• **Your objective**: Your task is to copy every record exactly.

-- The input follows --

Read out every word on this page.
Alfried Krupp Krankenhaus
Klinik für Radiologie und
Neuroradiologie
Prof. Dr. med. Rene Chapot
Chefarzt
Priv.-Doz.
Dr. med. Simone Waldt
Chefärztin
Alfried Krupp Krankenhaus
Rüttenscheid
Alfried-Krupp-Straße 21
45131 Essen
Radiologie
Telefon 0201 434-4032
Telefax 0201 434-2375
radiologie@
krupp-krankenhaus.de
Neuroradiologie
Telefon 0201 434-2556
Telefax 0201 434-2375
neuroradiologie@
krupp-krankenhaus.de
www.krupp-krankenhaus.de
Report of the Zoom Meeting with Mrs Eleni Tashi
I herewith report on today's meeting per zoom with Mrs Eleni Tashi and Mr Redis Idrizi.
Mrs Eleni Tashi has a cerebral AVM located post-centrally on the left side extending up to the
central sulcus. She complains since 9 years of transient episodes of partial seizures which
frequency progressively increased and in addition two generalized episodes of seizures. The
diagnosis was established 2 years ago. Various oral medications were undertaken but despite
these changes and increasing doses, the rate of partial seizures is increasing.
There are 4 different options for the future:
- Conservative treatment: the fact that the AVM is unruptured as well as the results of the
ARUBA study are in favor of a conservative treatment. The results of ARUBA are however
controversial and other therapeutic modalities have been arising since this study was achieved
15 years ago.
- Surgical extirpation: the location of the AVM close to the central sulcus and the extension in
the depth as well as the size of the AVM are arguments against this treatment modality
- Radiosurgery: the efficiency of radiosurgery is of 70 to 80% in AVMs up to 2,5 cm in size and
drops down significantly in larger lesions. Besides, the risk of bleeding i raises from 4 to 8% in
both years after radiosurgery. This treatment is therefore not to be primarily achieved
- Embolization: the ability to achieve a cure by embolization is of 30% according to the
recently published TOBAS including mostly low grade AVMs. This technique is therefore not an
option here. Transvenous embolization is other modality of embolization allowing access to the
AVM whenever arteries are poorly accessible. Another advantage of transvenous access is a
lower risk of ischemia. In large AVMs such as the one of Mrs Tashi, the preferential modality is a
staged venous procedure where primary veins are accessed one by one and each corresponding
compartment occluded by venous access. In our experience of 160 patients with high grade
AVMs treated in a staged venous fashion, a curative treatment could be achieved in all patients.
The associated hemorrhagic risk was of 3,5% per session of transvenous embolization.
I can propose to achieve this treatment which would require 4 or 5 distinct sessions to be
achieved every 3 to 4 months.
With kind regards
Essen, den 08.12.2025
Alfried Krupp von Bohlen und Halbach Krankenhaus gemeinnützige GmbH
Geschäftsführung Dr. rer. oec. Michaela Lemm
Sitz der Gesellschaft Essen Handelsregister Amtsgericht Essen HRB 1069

-- The input concluded --

• **Exercise answer**:
Read out every word on this page.
Alfried Krupp Krankenhaus
Klinik für Radiologie und
Neuroradiologie
Prof. Dr. med. Rene Chapot
Chefarzt
Priv.-Doz.
Dr. med. Simone Waldt
Chefärztin
Alfried Krupp Krankenhaus
Rüttenscheid
Alfried-Krupp-Straße 21
45131 Essen
Radiologie
Telefon 0201 434-4032
Telefax 0201 434-2375
radiologie@
krupp-krankenhaus.de
Neuroradiologie
Telefon 0201 434-2556
Telefax 0201 434-2375
neuroradiologie@
krupp-krankenhaus.de
www.krupp-krankenhaus.de
Report of the Zoom Meeting with Mrs Eleni Tashi
I herewith report on today's meeting per zoom with Mrs Eleni Tashi and Mr Redis Idrizi.
Mrs Eleni Tashi has a cerebral AVM located post-centrally on the left side extending up to the
central sulcus. She complains since 9 years of transient episodes of partial seizures which
frequency progressively increased and in addition two generalized episodes of seizures. The
diagnosis was established 2 years ago. Various oral medications were undertaken but despite
these changes and increasing doses, the rate of partial seizures is increasing.
There are 4 different options for the future:
- Conservative treatment: the fact that the AVM is unruptured as well as the results of the
ARUBA study are in favor of a conservative treatment. The results of ARUBA are however
controversial and other therapeutic modalities have been arising since this study was achieved
15 years ago.
- Surgical extirpation: the location of the AVM close to the central sulcus and the extension in
the depth as well as the size of the AVM are arguments against this treatment modality
- Radiosurgery: the efficiency of radiosurgery is of 70 to 80% in AVMs up to 2,5 cm in size and
drops down significantly in larger lesions. Besides, the risk of bleeding i raises from 4 to 8% in
both years after radiosurgery. This treatment is therefore not to be primarily achieved
- Embolization: the ability to achieve a cure by embolization is of 30% according to the
recently published TOBAS including mostly low grade AVMs. This technique is therefore not an
option here. Transvenous embolization is other modality of embolization allowing access to the
AVM whenever arteries are poorly accessible. Another advantage of transvenous access is a
lower risk of ischemia. In large AVMs such as the one of Mrs Tashi, the preferential modality is a
staged venous procedure where primary veins are accessed one by one and each corresponding
compartment occluded by venous access. In our experience of 160 patients with high grade
AVMs treated in a staged venous fashion, a curative treatment could be achieved in all patients.
The associated hemorrhagic risk was of 3,5% per session of transvenous embolization.
I can propose to achieve this treatment which would require 4 or 5 distinct sessions to be
achieved every 3 to 4 months.
With kind regards
Essen, den 08.12.2025
Alfried Krupp von Bohlen und Halbach Krankenhaus gemeinnützige GmbH
Geschäftsführung Dr. rer. oec. Michaela Lemm
Sitz der Gesellschaft Essen Handelsregister Amtsgericht Essen HRB 1069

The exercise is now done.